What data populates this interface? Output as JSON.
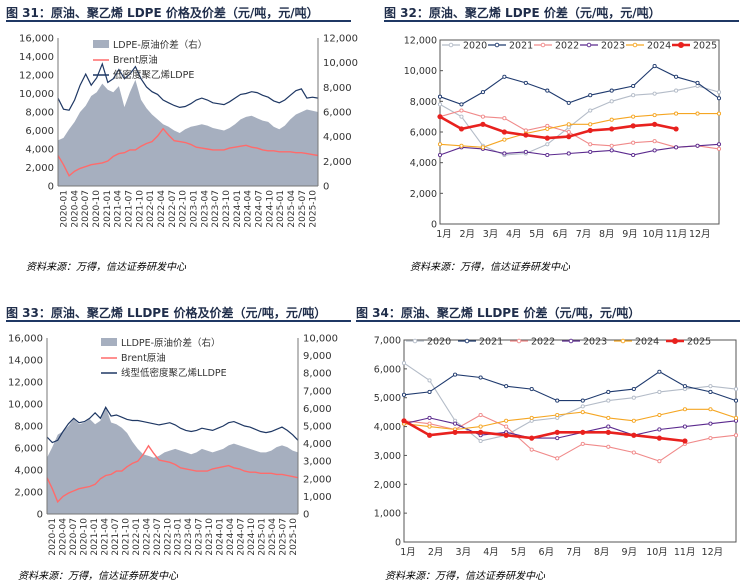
{
  "source_text": "资料来源：万得，信达证券研发中心",
  "month_labels": [
    "1月",
    "2月",
    "3月",
    "4月",
    "5月",
    "6月",
    "7月",
    "8月",
    "9月",
    "10月",
    "11月",
    "12月"
  ],
  "colors": {
    "area": "#a6afbf",
    "brent": "#ff6b6b",
    "resin": "#1f3864",
    "c2020": "#b4bcc8",
    "c2021": "#1f3a6e",
    "c2022": "#f08a8a",
    "c2023": "#5b2a8e",
    "c2024": "#f5a623",
    "c2025": "#e8211e",
    "header": "#1f2d4a"
  },
  "chart_data": [
    {
      "id": "fig31",
      "type": "area+line",
      "title": "图 31：原油、聚乙烯 LDPE 价格及价差（元/吨，元/吨）",
      "left_ylim": [
        0,
        16000
      ],
      "left_ticks": [
        "0",
        "2,000",
        "4,000",
        "6,000",
        "8,000",
        "10,000",
        "12,000",
        "14,000",
        "16,000"
      ],
      "right_ylim": [
        0,
        12000
      ],
      "right_ticks": [
        "0",
        "2,000",
        "4,000",
        "6,000",
        "8,000",
        "10,000",
        "12,000"
      ],
      "x_labels": [
        "2020-01",
        "2020-04",
        "2020-07",
        "2020-10",
        "2021-01",
        "2021-04",
        "2021-07",
        "2021-10",
        "2022-01",
        "2022-04",
        "2022-07",
        "2022-10",
        "2023-01",
        "2023-04",
        "2023-07",
        "2023-10",
        "2024-01",
        "2024-04",
        "2024-07",
        "2024-10",
        "2025-01",
        "2025-04",
        "2025-07",
        "2025-10"
      ],
      "legend": [
        "LDPE-原油价差（右）",
        "Brent原油",
        "低密度聚乙烯LDPE"
      ],
      "spread_right": [
        3700,
        3900,
        4600,
        5200,
        6000,
        6500,
        7300,
        7600,
        8300,
        7800,
        7600,
        8100,
        6400,
        7600,
        8600,
        7000,
        6300,
        5800,
        5400,
        5000,
        4800,
        4500,
        4300,
        4600,
        4800,
        4900,
        5000,
        4900,
        4700,
        4600,
        4500,
        4700,
        5000,
        5400,
        5600,
        5700,
        5500,
        5300,
        5200,
        4800,
        4600,
        4900,
        5400,
        5800,
        6000,
        6200,
        6100,
        6000
      ],
      "brent": [
        3300,
        2300,
        1100,
        1600,
        1900,
        2100,
        2300,
        2400,
        2500,
        2700,
        3200,
        3500,
        3600,
        3900,
        3900,
        4300,
        4600,
        4800,
        5400,
        6200,
        5500,
        4900,
        4800,
        4700,
        4500,
        4200,
        4100,
        4000,
        3900,
        3900,
        3900,
        4100,
        4200,
        4300,
        4400,
        4200,
        4100,
        3900,
        3800,
        3800,
        3700,
        3700,
        3700,
        3600,
        3600,
        3500,
        3400,
        3300
      ],
      "ldpe": [
        9500,
        8300,
        8200,
        9300,
        10900,
        12100,
        10900,
        11700,
        13200,
        11200,
        11600,
        12600,
        11600,
        12100,
        12900,
        11600,
        10700,
        10200,
        9900,
        9300,
        9000,
        8700,
        8500,
        8600,
        8900,
        9300,
        9500,
        9300,
        9000,
        8900,
        8800,
        9100,
        9500,
        9900,
        10000,
        10200,
        10100,
        9800,
        9600,
        9200,
        9000,
        9300,
        9800,
        10300,
        10500,
        9500,
        9600,
        9500
      ]
    },
    {
      "id": "fig32",
      "type": "line",
      "title": "图 32：原油、聚乙烯 LDPE 价差（元/吨，元/吨）",
      "ylim": [
        0,
        12000
      ],
      "y_ticks": [
        "0",
        "2,000",
        "4,000",
        "6,000",
        "8,000",
        "10,000",
        "12,000"
      ],
      "series": [
        {
          "name": "2020",
          "values": [
            7800,
            7000,
            5100,
            4500,
            4600,
            5200,
            6300,
            7400,
            8000,
            8400,
            8500,
            8700,
            9000,
            8600
          ]
        },
        {
          "name": "2021",
          "values": [
            8300,
            7800,
            8600,
            9600,
            9200,
            8700,
            7900,
            8400,
            8700,
            9000,
            10300,
            9600,
            9200,
            8200
          ]
        },
        {
          "name": "2022",
          "values": [
            7000,
            7400,
            7000,
            6900,
            6100,
            6400,
            6000,
            5200,
            5100,
            5300,
            5400,
            5000,
            5100,
            4900
          ]
        },
        {
          "name": "2023",
          "values": [
            4500,
            5000,
            4900,
            4600,
            4700,
            4500,
            4600,
            4700,
            4800,
            4500,
            4800,
            5000,
            5100,
            5200
          ]
        },
        {
          "name": "2024",
          "values": [
            5200,
            5100,
            5000,
            5500,
            5900,
            6200,
            6500,
            6500,
            6800,
            7000,
            7100,
            7200,
            7200,
            7200
          ]
        },
        {
          "name": "2025",
          "values": [
            7000,
            6200,
            6500,
            6000,
            5800,
            5600,
            5700,
            6100,
            6200,
            6400,
            6500,
            6200,
            null,
            null
          ]
        }
      ]
    },
    {
      "id": "fig33",
      "type": "area+line",
      "title": "图 33：原油、聚乙烯 LLDPE 价格及价差（元/吨，元/吨）",
      "left_ylim": [
        0,
        16000
      ],
      "left_ticks": [
        "0",
        "2,000",
        "4,000",
        "6,000",
        "8,000",
        "10,000",
        "12,000",
        "14,000",
        "16,000"
      ],
      "right_ylim": [
        0,
        10000
      ],
      "right_ticks": [
        "0",
        "1,000",
        "2,000",
        "3,000",
        "4,000",
        "5,000",
        "6,000",
        "7,000",
        "8,000",
        "9,000",
        "10,000"
      ],
      "x_labels": [
        "2020-01",
        "2020-04",
        "2020-07",
        "2020-10",
        "2021-01",
        "2021-04",
        "2021-07",
        "2021-10",
        "2022-01",
        "2022-04",
        "2022-07",
        "2022-10",
        "2023-01",
        "2023-04",
        "2023-07",
        "2023-10",
        "2024-01",
        "2024-04",
        "2024-07",
        "2024-10",
        "2025-01",
        "2025-04",
        "2025-07",
        "2025-10"
      ],
      "legend": [
        "LLDPE-原油价差（右）",
        "Brent原油",
        "线型低密度聚乙烯LLDPE"
      ],
      "spread_right": [
        3200,
        3800,
        4500,
        4700,
        5000,
        5400,
        5100,
        5200,
        5400,
        5100,
        5300,
        6100,
        5200,
        5100,
        4900,
        4600,
        4100,
        3700,
        3400,
        3300,
        3200,
        3300,
        3500,
        3600,
        3700,
        3600,
        3500,
        3400,
        3500,
        3700,
        3600,
        3500,
        3600,
        3700,
        3900,
        4000,
        3900,
        3800,
        3700,
        3600,
        3500,
        3500,
        3600,
        3800,
        3900,
        3800,
        3600,
        3500
      ],
      "brent": [
        3300,
        2300,
        1100,
        1600,
        1900,
        2100,
        2300,
        2400,
        2500,
        2700,
        3200,
        3500,
        3600,
        3900,
        3900,
        4300,
        4600,
        4800,
        5400,
        6200,
        5500,
        4900,
        4800,
        4700,
        4500,
        4200,
        4100,
        4000,
        3900,
        3900,
        3900,
        4100,
        4200,
        4300,
        4400,
        4200,
        4100,
        3900,
        3800,
        3800,
        3700,
        3700,
        3700,
        3600,
        3600,
        3500,
        3400,
        3300
      ],
      "lldpe": [
        7000,
        6500,
        6700,
        7500,
        8200,
        8700,
        8300,
        8400,
        8700,
        9200,
        8700,
        9700,
        8900,
        9000,
        8800,
        8600,
        8500,
        8500,
        8400,
        8300,
        8200,
        8100,
        8200,
        8300,
        8100,
        7800,
        7600,
        7500,
        7600,
        7800,
        7700,
        7600,
        7800,
        8000,
        8300,
        8400,
        8200,
        8000,
        7900,
        7700,
        7500,
        7400,
        7500,
        7700,
        7900,
        7600,
        7200,
        6700
      ]
    },
    {
      "id": "fig34",
      "type": "line",
      "title": "图 34：原油、聚乙烯 LLDPE 价差（元/吨，元/吨）",
      "ylim": [
        0,
        7000
      ],
      "y_ticks": [
        "0",
        "1,000",
        "2,000",
        "3,000",
        "4,000",
        "5,000",
        "6,000",
        "7,000"
      ],
      "series": [
        {
          "name": "2020",
          "values": [
            6200,
            5600,
            4200,
            3500,
            3700,
            4200,
            4300,
            4700,
            4900,
            5000,
            5200,
            5300,
            5400,
            5300
          ]
        },
        {
          "name": "2021",
          "values": [
            5100,
            5200,
            5800,
            5700,
            5400,
            5300,
            4900,
            4900,
            5200,
            5300,
            5900,
            5400,
            5200,
            4900
          ]
        },
        {
          "name": "2022",
          "values": [
            4200,
            4100,
            3900,
            4400,
            4000,
            3200,
            2900,
            3400,
            3300,
            3100,
            2800,
            3400,
            3600,
            3700
          ]
        },
        {
          "name": "2023",
          "values": [
            4100,
            4300,
            4100,
            3700,
            3800,
            3600,
            3600,
            3800,
            4000,
            3700,
            3900,
            4000,
            4100,
            4200
          ]
        },
        {
          "name": "2024",
          "values": [
            4100,
            4000,
            3900,
            4000,
            4200,
            4300,
            4400,
            4500,
            4300,
            4200,
            4400,
            4600,
            4600,
            4300
          ]
        },
        {
          "name": "2025",
          "values": [
            4200,
            3700,
            3800,
            3800,
            3700,
            3600,
            3800,
            3800,
            3800,
            3700,
            3600,
            3500,
            null,
            null
          ]
        }
      ]
    }
  ]
}
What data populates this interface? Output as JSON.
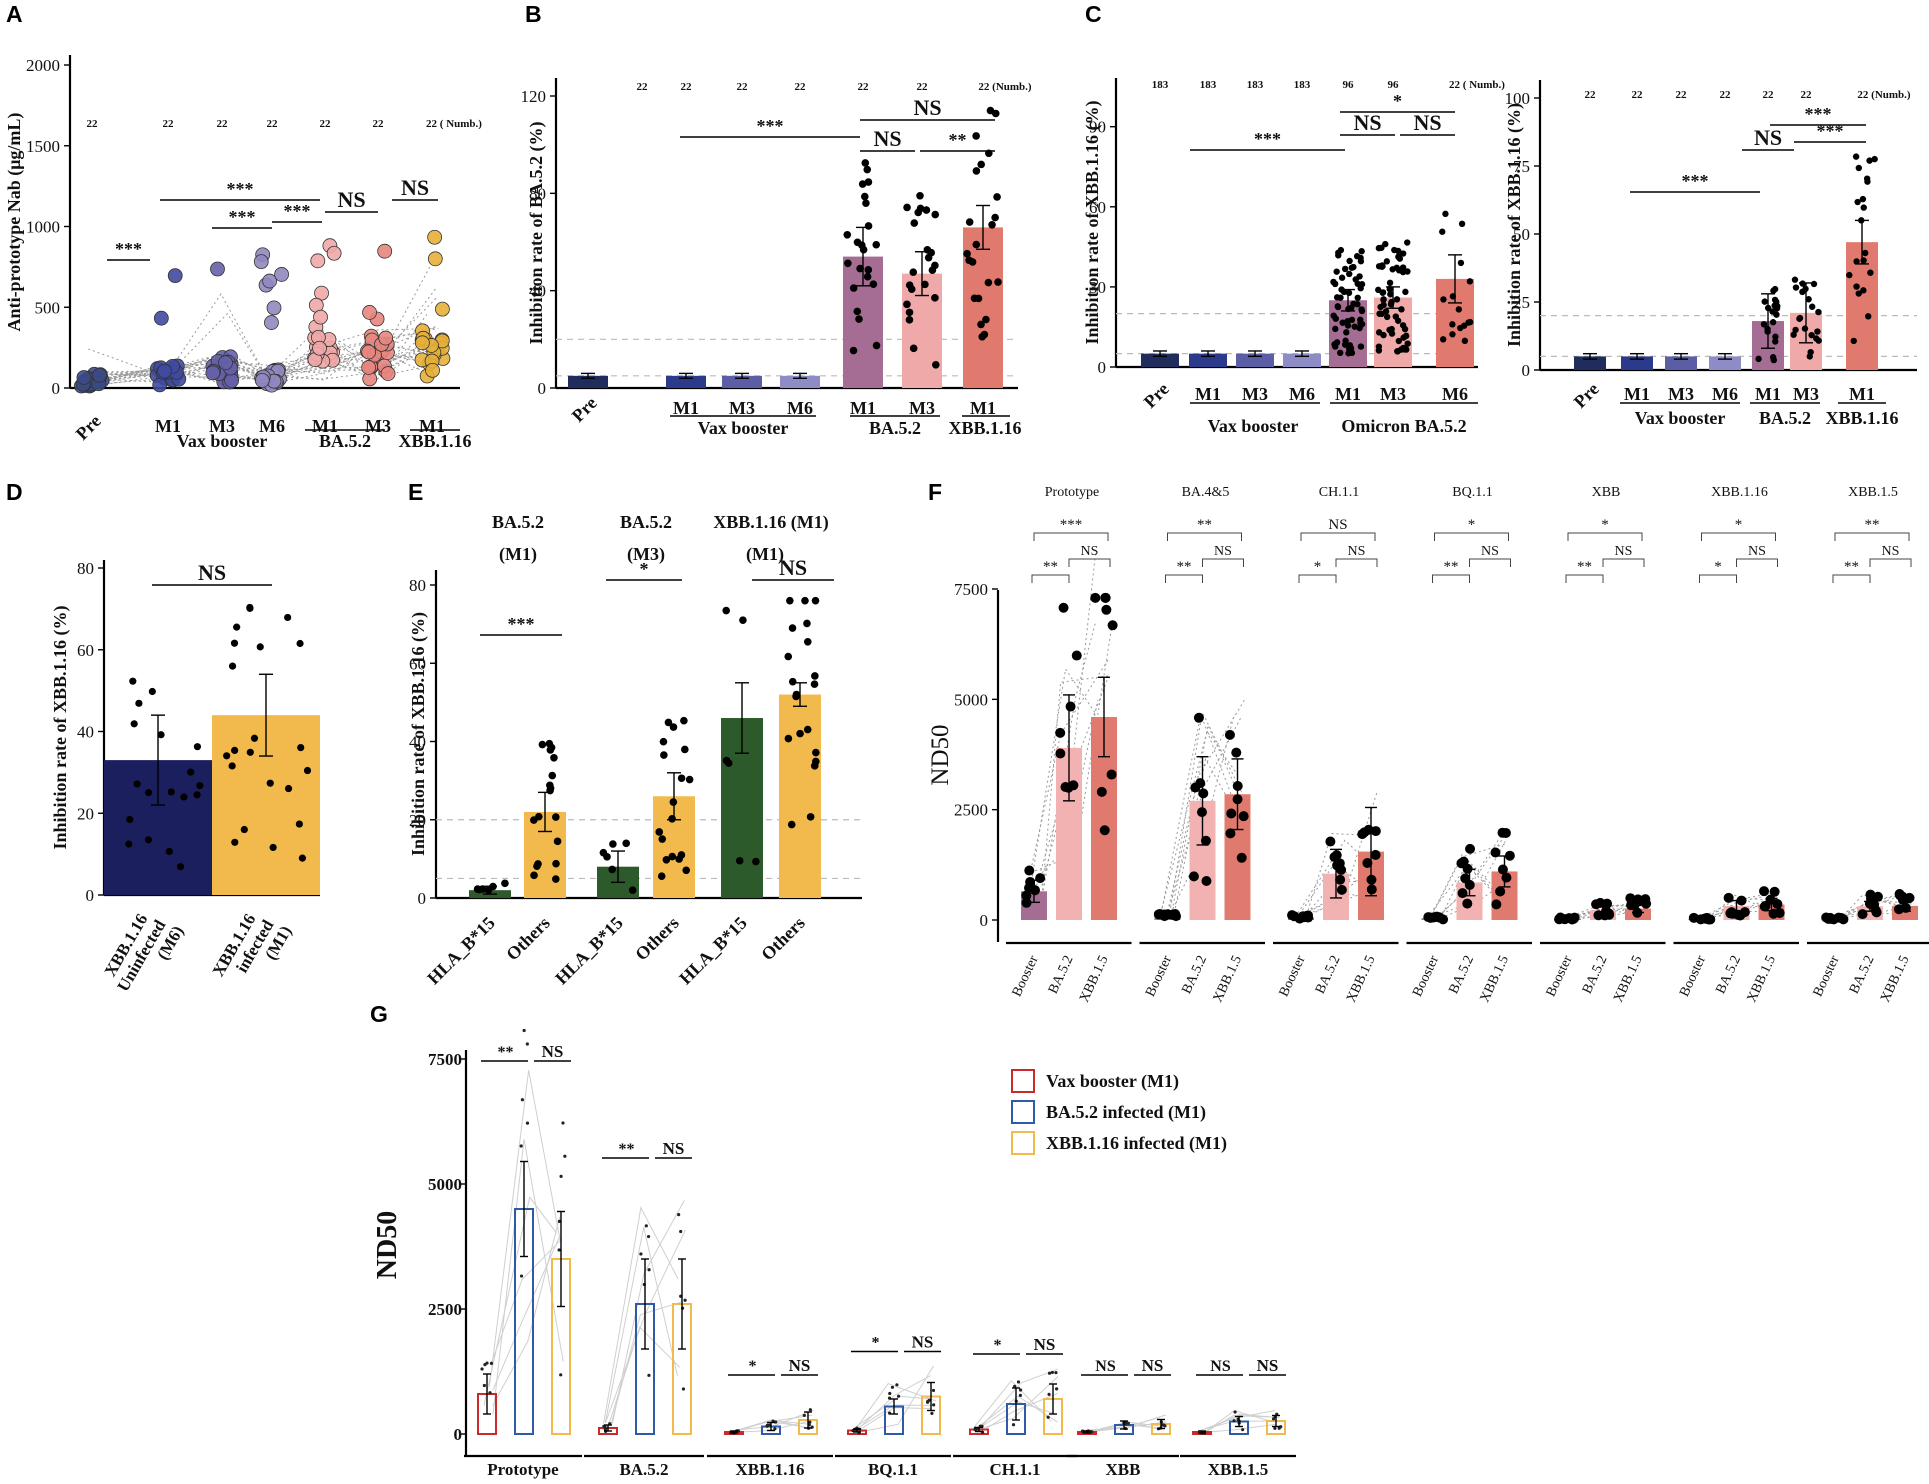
{
  "figure": {
    "panel_letters": [
      "A",
      "B",
      "C",
      "D",
      "E",
      "F",
      "G"
    ]
  },
  "chart_data": [
    {
      "panel": "A",
      "type": "scatter",
      "ylabel": "Anti-prototype Nab (μg/mL)",
      "ylim": [
        0,
        2000
      ],
      "yticks": [
        "0",
        "500",
        "1000",
        "1500",
        "2000"
      ],
      "categories": [
        "Pre",
        "M1",
        "M3",
        "M6",
        "M1",
        "M3",
        "M1"
      ],
      "groups": [
        "Vax booster",
        "BA.5.2",
        "XBB.1.16"
      ],
      "counts": [
        "22",
        "22",
        "22",
        "22",
        "22",
        "22",
        "22 ( Numb.)"
      ],
      "colors": [
        "#3b4a86",
        "#3f4aa0",
        "#6660a8",
        "#9088bf",
        "#f0a9a9",
        "#e7867e",
        "#e6b038"
      ],
      "medians": [
        40,
        60,
        90,
        50,
        150,
        150,
        160
      ],
      "significance": [
        {
          "label": "***"
        },
        {
          "label": "***"
        },
        {
          "label": "***"
        },
        {
          "label": "***"
        },
        {
          "label": "NS"
        },
        {
          "label": "NS"
        }
      ]
    },
    {
      "panel": "B",
      "type": "bar",
      "ylabel": "Inhibition rate of BA.5.2 (%)",
      "ylim": [
        0,
        120
      ],
      "yticks": [
        "0",
        "40",
        "80",
        "120"
      ],
      "categories": [
        "Pre",
        "M1",
        "M3",
        "M6",
        "M1",
        "M3",
        "M1"
      ],
      "groups": [
        "Vax booster",
        "BA.5.2",
        "XBB.1.16"
      ],
      "counts": [
        "22",
        "22",
        "22",
        "22",
        "22",
        "22",
        "22 (Numb.)"
      ],
      "values": [
        5,
        5,
        5,
        5,
        54,
        47,
        66
      ],
      "errors": [
        1,
        1,
        1,
        1,
        12,
        9,
        9
      ],
      "colors": [
        "#1f2c5c",
        "#2c3a8c",
        "#5b5ea4",
        "#8e8cc6",
        "#a56d94",
        "#f0a9a9",
        "#e07a6e"
      ],
      "reference_lines": [
        5,
        20
      ],
      "significance": [
        {
          "label": "***"
        },
        {
          "label": "NS"
        },
        {
          "label": "NS"
        },
        {
          "label": "**"
        }
      ]
    },
    {
      "panel": "C-left",
      "type": "bar",
      "ylabel": "Inhibition rate of XBB.1.16 (%)",
      "ylim": [
        0,
        100
      ],
      "yticks": [
        "0",
        "30",
        "60",
        "90"
      ],
      "categories": [
        "Pre",
        "M1",
        "M3",
        "M6",
        "M1",
        "M3",
        "M6"
      ],
      "groups": [
        "Vax booster",
        "Omicron BA.5.2"
      ],
      "counts": [
        "183",
        "183",
        "183",
        "183",
        "96",
        "96",
        "22 ( Numb.)"
      ],
      "values": [
        5,
        5,
        5,
        5,
        25,
        26,
        33
      ],
      "errors": [
        1,
        1,
        1,
        1,
        4,
        4,
        9
      ],
      "colors": [
        "#1f2c5c",
        "#2c3a8c",
        "#5b5ea4",
        "#8e8cc6",
        "#a56d94",
        "#f0a9a9",
        "#e07a6e"
      ],
      "reference_lines": [
        5,
        20
      ],
      "significance": [
        {
          "label": "***"
        },
        {
          "label": "NS"
        },
        {
          "label": "NS"
        },
        {
          "label": "*"
        }
      ]
    },
    {
      "panel": "C-right",
      "type": "bar",
      "ylabel": "Inhibition rate of XBB.1.16 (%)",
      "ylim": [
        0,
        100
      ],
      "yticks": [
        "0",
        "25",
        "50",
        "75",
        "100"
      ],
      "categories": [
        "Pre",
        "M1",
        "M3",
        "M6",
        "M1",
        "M3",
        "M1"
      ],
      "groups": [
        "Vax booster",
        "BA.5.2",
        "XBB.1.16"
      ],
      "counts": [
        "22",
        "22",
        "22",
        "22",
        "22",
        "22",
        "22 (Numb.)"
      ],
      "values": [
        5,
        5,
        5,
        5,
        18,
        21,
        47
      ],
      "errors": [
        1,
        1,
        1,
        1,
        10,
        11,
        8
      ],
      "colors": [
        "#1f2c5c",
        "#2c3a8c",
        "#5b5ea4",
        "#8e8cc6",
        "#a56d94",
        "#f0a9a9",
        "#e07a6e"
      ],
      "reference_lines": [
        5,
        20
      ],
      "significance": [
        {
          "label": "***"
        },
        {
          "label": "NS"
        },
        {
          "label": "***"
        },
        {
          "label": "***"
        }
      ]
    },
    {
      "panel": "D",
      "type": "bar",
      "ylabel": "Inhibition rate of XBB.1.16 (%)",
      "ylim": [
        0,
        80
      ],
      "yticks": [
        "0",
        "20",
        "40",
        "60",
        "80"
      ],
      "categories": [
        "XBB.1.16 Uninfected (M6)",
        "XBB.1.16 infected (M1)"
      ],
      "values": [
        33,
        44
      ],
      "errors": [
        11,
        10
      ],
      "colors": [
        "#1c1f5e",
        "#f2b94c"
      ],
      "reference_lines": [
        20
      ],
      "significance": [
        {
          "label": "NS"
        }
      ]
    },
    {
      "panel": "E",
      "type": "bar",
      "ylabel": "Inhibition rate of XBB.1.16 (%)",
      "ylim": [
        0,
        80
      ],
      "yticks": [
        "0",
        "20",
        "40",
        "60",
        "80"
      ],
      "subtitles": [
        "BA.5.2\n(M1)",
        "BA.5.2\n(M3)",
        "XBB.1.16 (M1)\n(M1)"
      ],
      "categories": [
        "HLA_B*15",
        "Others",
        "HLA_B*15",
        "Others",
        "HLA_B*15",
        "Others"
      ],
      "values": [
        2,
        22,
        8,
        26,
        46,
        52
      ],
      "errors": [
        1,
        5,
        4,
        6,
        9,
        3
      ],
      "colors": [
        "#2d5a2a",
        "#f2b94c",
        "#2d5a2a",
        "#f2b94c",
        "#2d5a2a",
        "#f2b94c"
      ],
      "reference_lines": [
        5,
        20
      ],
      "significance": [
        {
          "label": "***"
        },
        {
          "label": "*"
        },
        {
          "label": "NS"
        }
      ]
    },
    {
      "panel": "F",
      "type": "bar",
      "ylabel": "ND50",
      "ylim": [
        0,
        7500
      ],
      "yticks": [
        "0",
        "2500",
        "5000",
        "7500"
      ],
      "facets": [
        "Prototype",
        "BA.4&5",
        "CH.1.1",
        "BQ.1.1",
        "XBB",
        "XBB.1.16",
        "XBB.1.5"
      ],
      "categories": [
        "Booster",
        "BA.5.2",
        "XBB.1.5"
      ],
      "colors": [
        "#a56d94",
        "#f3b2b2",
        "#e07a6e"
      ],
      "series": [
        {
          "name": "Prototype",
          "values": [
            650,
            3900,
            4600
          ],
          "errors": [
            250,
            1200,
            900
          ],
          "sig": [
            "***",
            "**",
            "NS"
          ]
        },
        {
          "name": "BA.4&5",
          "values": [
            80,
            2700,
            2850
          ],
          "errors": [
            40,
            1000,
            800
          ],
          "sig": [
            "**",
            "**",
            "NS"
          ]
        },
        {
          "name": "CH.1.1",
          "values": [
            60,
            1050,
            1550
          ],
          "errors": [
            30,
            550,
            1000
          ],
          "sig": [
            "NS",
            "*",
            "NS"
          ]
        },
        {
          "name": "BQ.1.1",
          "values": [
            40,
            850,
            1100
          ],
          "errors": [
            20,
            300,
            350
          ],
          "sig": [
            "*",
            "**",
            "NS"
          ]
        },
        {
          "name": "XBB",
          "values": [
            30,
            220,
            260
          ],
          "errors": [
            10,
            80,
            90
          ],
          "sig": [
            "*",
            "**",
            "NS"
          ]
        },
        {
          "name": "XBB.1.16",
          "values": [
            30,
            320,
            350
          ],
          "errors": [
            10,
            120,
            140
          ],
          "sig": [
            "*",
            "*",
            "NS"
          ]
        },
        {
          "name": "XBB.1.5",
          "values": [
            30,
            310,
            320
          ],
          "errors": [
            10,
            110,
            120
          ],
          "sig": [
            "**",
            "**",
            "NS"
          ]
        }
      ]
    },
    {
      "panel": "G",
      "type": "bar",
      "ylabel": "ND50",
      "ylim": [
        0,
        7500
      ],
      "yticks": [
        "0",
        "2500",
        "5000",
        "7500"
      ],
      "categories": [
        "Prototype",
        "BA.5.2",
        "XBB.1.16",
        "BQ.1.1",
        "CH.1.1",
        "XBB",
        "XBB.1.5"
      ],
      "legend": {
        "placement": "top-right",
        "entries": [
          "Vax booster (M1)",
          "BA.5.2 infected (M1)",
          "XBB.1.16 infected (M1)"
        ]
      },
      "colors": [
        "#cc2a2a",
        "#2f5aa8",
        "#f2b94c"
      ],
      "series": [
        {
          "name": "Vax booster (M1)",
          "values": [
            800,
            120,
            40,
            70,
            90,
            40,
            40
          ],
          "errors": [
            400,
            60,
            20,
            30,
            40,
            20,
            20
          ]
        },
        {
          "name": "BA.5.2 infected (M1)",
          "values": [
            4500,
            2600,
            150,
            550,
            600,
            180,
            250
          ],
          "errors": [
            950,
            900,
            80,
            150,
            320,
            80,
            100
          ]
        },
        {
          "name": "XBB.1.16 infected (M1)",
          "values": [
            3500,
            2600,
            280,
            750,
            700,
            200,
            260
          ],
          "errors": [
            950,
            900,
            160,
            280,
            300,
            90,
            110
          ]
        }
      ],
      "significance": [
        [
          "**",
          "NS"
        ],
        [
          "**",
          "NS"
        ],
        [
          "*",
          "NS"
        ],
        [
          "*",
          "NS"
        ],
        [
          "*",
          "NS"
        ],
        [
          "NS",
          "NS"
        ],
        [
          "NS",
          "NS"
        ]
      ]
    }
  ]
}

--------------------------------------------------

Direction: Copy out each line of the material that holds the word "价格及价差".

Result of this task:
      "title": "图 31：原油、聚乙烯 LDPE 价格及价差（元/吨，元/吨）",
      "title": "图 33：原油、聚乙烯 LLDPE 价格及价差（元/吨，元/吨）",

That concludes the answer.